> **TASK REQUIREMENTS**:
Pick every line from the data that holds the word "this".

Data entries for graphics
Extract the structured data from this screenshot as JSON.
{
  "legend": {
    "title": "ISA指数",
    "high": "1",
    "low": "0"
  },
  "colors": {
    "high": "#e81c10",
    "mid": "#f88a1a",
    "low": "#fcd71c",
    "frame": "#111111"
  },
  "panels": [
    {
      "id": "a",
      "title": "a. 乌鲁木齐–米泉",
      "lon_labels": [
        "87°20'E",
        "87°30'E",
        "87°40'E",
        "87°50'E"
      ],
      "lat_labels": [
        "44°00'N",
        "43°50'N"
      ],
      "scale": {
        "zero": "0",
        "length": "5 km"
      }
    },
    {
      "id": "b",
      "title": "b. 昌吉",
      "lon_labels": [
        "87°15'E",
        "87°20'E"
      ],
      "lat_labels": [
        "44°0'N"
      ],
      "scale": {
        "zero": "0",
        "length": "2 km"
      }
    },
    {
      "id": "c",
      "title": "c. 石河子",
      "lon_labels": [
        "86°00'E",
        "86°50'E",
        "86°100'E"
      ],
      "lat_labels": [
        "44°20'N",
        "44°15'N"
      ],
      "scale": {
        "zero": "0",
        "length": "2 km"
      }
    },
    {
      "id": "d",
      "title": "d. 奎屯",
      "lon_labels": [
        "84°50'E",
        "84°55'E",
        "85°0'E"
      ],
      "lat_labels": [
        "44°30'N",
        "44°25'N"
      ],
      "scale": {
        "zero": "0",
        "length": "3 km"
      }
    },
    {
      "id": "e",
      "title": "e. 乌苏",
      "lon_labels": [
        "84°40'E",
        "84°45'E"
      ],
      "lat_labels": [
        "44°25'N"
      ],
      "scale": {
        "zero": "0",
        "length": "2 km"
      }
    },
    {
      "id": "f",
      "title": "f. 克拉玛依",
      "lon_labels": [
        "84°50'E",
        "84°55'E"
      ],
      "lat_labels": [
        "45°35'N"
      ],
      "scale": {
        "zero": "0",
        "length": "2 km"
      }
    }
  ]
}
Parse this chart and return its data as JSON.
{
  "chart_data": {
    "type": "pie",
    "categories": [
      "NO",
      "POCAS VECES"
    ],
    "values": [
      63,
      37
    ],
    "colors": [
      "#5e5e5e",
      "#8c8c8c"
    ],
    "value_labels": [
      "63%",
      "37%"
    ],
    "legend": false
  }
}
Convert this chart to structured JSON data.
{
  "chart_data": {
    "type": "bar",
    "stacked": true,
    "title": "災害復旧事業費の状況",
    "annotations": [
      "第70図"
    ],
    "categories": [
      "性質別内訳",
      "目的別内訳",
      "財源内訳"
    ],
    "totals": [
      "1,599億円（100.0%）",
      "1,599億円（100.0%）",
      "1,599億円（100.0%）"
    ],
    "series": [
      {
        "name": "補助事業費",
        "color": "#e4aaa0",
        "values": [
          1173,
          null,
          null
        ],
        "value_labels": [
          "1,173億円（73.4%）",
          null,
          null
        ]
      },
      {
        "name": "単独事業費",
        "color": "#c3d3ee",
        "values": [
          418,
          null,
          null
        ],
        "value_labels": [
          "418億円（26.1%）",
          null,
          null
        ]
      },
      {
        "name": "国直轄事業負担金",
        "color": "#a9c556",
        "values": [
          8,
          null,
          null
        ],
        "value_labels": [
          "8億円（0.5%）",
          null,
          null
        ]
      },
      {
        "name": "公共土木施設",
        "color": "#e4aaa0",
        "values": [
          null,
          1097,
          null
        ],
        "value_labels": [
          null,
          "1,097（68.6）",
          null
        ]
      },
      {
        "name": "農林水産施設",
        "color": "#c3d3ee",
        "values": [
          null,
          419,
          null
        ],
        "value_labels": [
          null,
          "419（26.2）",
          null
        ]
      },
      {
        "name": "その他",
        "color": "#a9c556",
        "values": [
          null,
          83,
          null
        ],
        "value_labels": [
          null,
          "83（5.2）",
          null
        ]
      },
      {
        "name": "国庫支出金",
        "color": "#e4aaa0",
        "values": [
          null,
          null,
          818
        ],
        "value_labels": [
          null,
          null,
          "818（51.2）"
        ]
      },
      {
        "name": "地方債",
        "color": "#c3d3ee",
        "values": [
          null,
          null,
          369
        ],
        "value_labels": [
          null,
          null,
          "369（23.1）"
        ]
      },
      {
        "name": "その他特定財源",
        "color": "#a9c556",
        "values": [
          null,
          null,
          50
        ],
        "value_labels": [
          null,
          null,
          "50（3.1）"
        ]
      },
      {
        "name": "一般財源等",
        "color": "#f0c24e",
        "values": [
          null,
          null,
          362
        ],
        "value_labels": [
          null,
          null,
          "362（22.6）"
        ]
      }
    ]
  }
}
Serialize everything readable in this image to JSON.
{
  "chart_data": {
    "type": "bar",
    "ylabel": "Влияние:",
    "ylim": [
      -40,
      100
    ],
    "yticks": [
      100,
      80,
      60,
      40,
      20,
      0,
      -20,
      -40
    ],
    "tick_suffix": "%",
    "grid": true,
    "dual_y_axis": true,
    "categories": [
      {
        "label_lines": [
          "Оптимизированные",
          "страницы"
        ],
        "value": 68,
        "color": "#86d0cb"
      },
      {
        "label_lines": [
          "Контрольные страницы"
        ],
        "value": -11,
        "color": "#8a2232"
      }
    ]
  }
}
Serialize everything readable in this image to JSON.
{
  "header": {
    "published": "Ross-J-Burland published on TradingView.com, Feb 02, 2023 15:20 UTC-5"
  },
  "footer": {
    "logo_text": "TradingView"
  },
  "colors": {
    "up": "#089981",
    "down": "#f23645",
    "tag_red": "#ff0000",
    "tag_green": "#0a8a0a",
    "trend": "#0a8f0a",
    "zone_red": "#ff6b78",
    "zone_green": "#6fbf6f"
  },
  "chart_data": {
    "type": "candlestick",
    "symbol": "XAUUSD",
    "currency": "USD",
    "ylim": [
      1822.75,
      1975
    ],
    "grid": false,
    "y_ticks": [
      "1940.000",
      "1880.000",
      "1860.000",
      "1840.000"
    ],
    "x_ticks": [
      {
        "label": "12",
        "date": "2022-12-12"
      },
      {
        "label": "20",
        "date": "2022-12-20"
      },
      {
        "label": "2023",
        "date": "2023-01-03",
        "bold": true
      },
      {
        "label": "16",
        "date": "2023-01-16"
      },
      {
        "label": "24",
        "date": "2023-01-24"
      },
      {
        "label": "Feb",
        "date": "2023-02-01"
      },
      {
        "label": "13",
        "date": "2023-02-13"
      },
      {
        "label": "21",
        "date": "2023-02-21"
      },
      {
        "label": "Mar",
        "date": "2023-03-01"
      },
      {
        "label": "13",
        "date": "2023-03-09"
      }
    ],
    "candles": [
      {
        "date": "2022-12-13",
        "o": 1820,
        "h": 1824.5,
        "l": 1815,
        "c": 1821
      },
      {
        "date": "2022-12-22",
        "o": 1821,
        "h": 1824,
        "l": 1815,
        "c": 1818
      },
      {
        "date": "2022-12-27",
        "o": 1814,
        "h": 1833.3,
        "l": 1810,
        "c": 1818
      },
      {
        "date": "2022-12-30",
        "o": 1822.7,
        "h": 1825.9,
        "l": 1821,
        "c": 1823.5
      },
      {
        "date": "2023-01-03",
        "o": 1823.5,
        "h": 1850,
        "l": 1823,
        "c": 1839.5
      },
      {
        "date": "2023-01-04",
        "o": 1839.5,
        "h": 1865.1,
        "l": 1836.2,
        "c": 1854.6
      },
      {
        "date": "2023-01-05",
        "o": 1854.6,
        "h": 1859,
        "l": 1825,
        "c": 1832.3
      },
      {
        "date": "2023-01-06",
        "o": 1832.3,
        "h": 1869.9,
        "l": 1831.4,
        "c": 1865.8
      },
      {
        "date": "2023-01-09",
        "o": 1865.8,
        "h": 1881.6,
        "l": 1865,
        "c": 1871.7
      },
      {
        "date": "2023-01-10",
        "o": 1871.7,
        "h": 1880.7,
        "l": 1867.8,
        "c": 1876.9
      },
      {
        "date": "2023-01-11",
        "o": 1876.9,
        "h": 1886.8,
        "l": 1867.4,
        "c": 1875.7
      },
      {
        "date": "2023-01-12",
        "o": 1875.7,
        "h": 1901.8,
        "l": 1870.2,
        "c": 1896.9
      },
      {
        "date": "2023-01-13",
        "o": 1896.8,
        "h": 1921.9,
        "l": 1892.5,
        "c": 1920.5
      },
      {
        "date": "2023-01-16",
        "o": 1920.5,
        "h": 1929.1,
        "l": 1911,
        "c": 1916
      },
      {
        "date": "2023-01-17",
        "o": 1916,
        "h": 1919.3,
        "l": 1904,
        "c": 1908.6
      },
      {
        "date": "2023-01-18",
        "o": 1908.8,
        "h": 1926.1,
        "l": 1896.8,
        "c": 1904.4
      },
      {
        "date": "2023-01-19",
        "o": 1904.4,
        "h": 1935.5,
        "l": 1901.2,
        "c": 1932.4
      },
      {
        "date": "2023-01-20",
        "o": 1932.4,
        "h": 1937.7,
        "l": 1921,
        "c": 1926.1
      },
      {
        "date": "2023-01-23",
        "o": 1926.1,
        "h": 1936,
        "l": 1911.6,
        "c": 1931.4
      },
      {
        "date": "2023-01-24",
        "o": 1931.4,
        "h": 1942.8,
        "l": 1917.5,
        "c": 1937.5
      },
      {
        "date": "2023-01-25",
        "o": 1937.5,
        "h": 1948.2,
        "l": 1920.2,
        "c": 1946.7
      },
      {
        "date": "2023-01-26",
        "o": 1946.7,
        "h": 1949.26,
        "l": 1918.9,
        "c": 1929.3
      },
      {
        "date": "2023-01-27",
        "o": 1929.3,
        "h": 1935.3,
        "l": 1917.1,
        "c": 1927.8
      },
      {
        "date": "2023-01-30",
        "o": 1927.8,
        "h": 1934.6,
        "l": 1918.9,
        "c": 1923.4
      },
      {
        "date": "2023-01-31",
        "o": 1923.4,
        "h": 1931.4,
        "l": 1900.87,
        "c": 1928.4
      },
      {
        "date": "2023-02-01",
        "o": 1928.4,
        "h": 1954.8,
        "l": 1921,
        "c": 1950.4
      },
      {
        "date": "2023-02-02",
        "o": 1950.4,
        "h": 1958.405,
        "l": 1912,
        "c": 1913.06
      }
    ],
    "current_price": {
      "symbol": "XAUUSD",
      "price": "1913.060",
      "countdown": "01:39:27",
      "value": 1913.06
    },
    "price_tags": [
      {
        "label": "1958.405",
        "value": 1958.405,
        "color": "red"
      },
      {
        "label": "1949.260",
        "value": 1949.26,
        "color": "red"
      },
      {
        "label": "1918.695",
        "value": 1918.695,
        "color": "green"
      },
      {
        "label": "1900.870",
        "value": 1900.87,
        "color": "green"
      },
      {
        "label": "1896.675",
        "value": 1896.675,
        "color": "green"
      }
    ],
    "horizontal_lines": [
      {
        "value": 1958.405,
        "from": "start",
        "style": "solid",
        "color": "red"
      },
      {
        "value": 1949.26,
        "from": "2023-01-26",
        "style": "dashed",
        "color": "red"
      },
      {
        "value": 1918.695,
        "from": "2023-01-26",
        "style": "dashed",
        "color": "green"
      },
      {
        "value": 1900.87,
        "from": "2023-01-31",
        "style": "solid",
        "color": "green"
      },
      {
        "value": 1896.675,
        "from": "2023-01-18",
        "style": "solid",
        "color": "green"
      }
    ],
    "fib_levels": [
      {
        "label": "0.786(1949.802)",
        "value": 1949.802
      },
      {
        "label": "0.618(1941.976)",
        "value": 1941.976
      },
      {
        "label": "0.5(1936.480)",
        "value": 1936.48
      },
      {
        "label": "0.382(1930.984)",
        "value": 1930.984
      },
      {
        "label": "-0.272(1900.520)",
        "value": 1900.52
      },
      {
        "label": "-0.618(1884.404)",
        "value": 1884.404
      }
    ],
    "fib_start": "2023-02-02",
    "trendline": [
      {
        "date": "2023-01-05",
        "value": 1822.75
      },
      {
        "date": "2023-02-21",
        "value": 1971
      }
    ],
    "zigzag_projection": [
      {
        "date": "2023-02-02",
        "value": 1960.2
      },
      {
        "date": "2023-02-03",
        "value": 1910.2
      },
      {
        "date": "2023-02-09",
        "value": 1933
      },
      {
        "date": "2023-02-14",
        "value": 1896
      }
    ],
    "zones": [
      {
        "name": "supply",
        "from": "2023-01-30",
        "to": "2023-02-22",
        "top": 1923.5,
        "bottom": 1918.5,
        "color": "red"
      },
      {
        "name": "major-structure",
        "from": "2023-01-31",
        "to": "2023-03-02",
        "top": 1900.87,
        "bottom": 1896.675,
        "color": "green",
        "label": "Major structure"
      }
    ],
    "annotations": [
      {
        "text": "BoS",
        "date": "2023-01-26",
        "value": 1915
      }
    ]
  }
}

> **RESULT**:
Extract the structured data from this screenshot as JSON.
Parse this chart and return its data as JSON.
Convert this chart to structured JSON data.
Serialize everything readable in this image to JSON.
Serialize everything readable in this image to JSON.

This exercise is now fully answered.